Prompt:
Transcribe verbatim every line from the line containing "Transcribe the text in this document." to the end of the entries, including both endpoints. Output nothing beyond those lines.

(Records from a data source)
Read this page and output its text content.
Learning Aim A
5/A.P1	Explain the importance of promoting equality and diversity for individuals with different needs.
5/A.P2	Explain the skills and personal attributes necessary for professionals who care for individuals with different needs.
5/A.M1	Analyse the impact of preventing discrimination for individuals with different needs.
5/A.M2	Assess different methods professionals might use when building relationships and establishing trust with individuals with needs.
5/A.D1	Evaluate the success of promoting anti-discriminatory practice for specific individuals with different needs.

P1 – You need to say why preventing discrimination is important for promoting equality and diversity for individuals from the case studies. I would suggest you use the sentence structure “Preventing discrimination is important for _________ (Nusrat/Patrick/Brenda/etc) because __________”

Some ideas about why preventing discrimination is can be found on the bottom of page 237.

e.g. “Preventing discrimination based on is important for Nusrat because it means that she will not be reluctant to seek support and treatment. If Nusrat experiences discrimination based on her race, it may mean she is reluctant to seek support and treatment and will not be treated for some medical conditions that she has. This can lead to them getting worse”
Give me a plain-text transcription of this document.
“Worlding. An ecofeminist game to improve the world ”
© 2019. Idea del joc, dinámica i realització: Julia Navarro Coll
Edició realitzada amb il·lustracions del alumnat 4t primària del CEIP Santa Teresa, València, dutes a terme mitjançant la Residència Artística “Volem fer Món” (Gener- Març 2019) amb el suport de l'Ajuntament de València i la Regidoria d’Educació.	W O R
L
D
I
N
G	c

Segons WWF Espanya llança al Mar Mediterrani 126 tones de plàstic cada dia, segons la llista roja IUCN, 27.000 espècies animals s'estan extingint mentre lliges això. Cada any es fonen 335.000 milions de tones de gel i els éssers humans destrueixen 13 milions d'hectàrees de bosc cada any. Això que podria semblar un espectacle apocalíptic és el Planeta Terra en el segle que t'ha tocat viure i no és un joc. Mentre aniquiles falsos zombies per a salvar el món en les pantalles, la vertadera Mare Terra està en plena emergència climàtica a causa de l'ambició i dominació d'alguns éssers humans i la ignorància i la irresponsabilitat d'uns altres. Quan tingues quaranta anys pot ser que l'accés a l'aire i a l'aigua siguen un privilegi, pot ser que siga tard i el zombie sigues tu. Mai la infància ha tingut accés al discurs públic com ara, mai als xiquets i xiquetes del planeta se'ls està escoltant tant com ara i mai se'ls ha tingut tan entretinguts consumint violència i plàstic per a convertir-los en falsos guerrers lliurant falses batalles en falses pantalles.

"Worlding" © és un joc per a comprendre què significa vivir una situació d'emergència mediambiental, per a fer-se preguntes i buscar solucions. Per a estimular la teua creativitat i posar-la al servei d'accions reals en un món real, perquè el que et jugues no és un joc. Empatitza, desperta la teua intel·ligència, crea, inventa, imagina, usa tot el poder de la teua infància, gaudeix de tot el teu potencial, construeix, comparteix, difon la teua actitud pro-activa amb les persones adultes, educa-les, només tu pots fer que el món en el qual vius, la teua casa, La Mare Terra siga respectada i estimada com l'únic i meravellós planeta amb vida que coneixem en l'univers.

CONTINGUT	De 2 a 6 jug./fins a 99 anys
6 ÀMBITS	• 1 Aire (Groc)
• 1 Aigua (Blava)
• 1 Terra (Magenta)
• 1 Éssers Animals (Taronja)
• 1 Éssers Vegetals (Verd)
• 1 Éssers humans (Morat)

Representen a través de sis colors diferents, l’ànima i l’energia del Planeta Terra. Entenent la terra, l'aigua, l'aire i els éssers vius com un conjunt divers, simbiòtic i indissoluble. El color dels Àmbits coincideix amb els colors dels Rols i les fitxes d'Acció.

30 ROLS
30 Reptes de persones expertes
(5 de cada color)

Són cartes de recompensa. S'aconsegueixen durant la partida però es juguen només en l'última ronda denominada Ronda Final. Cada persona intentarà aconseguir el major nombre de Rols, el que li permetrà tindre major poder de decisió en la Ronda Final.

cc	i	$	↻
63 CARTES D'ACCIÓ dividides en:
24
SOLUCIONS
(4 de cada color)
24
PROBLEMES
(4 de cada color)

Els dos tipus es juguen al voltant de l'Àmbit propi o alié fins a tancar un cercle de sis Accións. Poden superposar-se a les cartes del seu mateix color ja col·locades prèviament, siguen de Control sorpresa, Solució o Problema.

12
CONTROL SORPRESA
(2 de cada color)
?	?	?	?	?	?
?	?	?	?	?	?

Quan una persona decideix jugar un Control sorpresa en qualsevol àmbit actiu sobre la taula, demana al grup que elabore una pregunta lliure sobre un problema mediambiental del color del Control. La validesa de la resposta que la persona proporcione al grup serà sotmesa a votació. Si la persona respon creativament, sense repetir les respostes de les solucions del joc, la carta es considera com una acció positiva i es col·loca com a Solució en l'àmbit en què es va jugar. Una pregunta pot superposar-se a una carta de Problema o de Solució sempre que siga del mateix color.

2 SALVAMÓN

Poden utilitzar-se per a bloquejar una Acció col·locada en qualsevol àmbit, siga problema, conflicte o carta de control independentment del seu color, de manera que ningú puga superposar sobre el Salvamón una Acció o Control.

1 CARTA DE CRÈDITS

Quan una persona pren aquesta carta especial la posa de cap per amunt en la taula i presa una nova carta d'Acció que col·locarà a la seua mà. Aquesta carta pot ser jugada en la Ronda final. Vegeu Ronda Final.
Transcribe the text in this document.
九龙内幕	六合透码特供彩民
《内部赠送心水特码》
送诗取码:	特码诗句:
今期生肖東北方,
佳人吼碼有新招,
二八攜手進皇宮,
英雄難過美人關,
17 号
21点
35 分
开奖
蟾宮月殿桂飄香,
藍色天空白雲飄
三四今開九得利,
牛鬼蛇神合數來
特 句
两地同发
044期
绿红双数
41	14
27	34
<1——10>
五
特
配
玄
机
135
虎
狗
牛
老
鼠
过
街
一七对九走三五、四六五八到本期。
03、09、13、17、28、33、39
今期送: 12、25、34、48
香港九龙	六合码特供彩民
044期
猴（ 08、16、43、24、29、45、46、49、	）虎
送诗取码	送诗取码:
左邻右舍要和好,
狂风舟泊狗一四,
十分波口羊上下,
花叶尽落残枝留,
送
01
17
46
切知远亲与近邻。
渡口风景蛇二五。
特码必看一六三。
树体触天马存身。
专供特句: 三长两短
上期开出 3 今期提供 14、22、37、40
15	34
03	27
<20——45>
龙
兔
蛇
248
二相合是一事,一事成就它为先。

Response:
Transcribe the text in this document.
九龙内幕	六合透码特供彩民
《内部赠送心水特码》
送诗取码:	特码诗句:
今期生肖東北方,
佳人吼碼有新招,
二八攜手進皇宮,
英雄難過美人關,
17 号
21点
35 分
开奖
蟾宮月殿桂飄香,
藍色天空白雲飄
三四今開九得利,
牛鬼蛇神合數來
特 句
两地同发
044期
绿红双数
41	14
27	34
<1——10>
五
特
配
玄
机
135
虎
狗
牛
老
鼠
过
街
一七对九走三五、四六五八到本期。
03、09、13、17、28、33、39
今期送: 12、25、34、48
香港九龙	六合码特供彩民
044期
猴（ 08、16、43、24、29、45、46、49、	）虎
送诗取码	送诗取码:
左邻右舍要和好,
狂风舟泊狗一四,
十分波口羊上下,
花叶尽落残枝留,
送
01
17
46
切知远亲与近邻。
渡口风景蛇二五。
特码必看一六三。
树体触天马存身。
专供特句: 三长两短
上期开出 3 今期提供 14、22、37、40
15	34
03	27
<20——45>
龙
兔
蛇
248
二相合是一事,一事成就它为先。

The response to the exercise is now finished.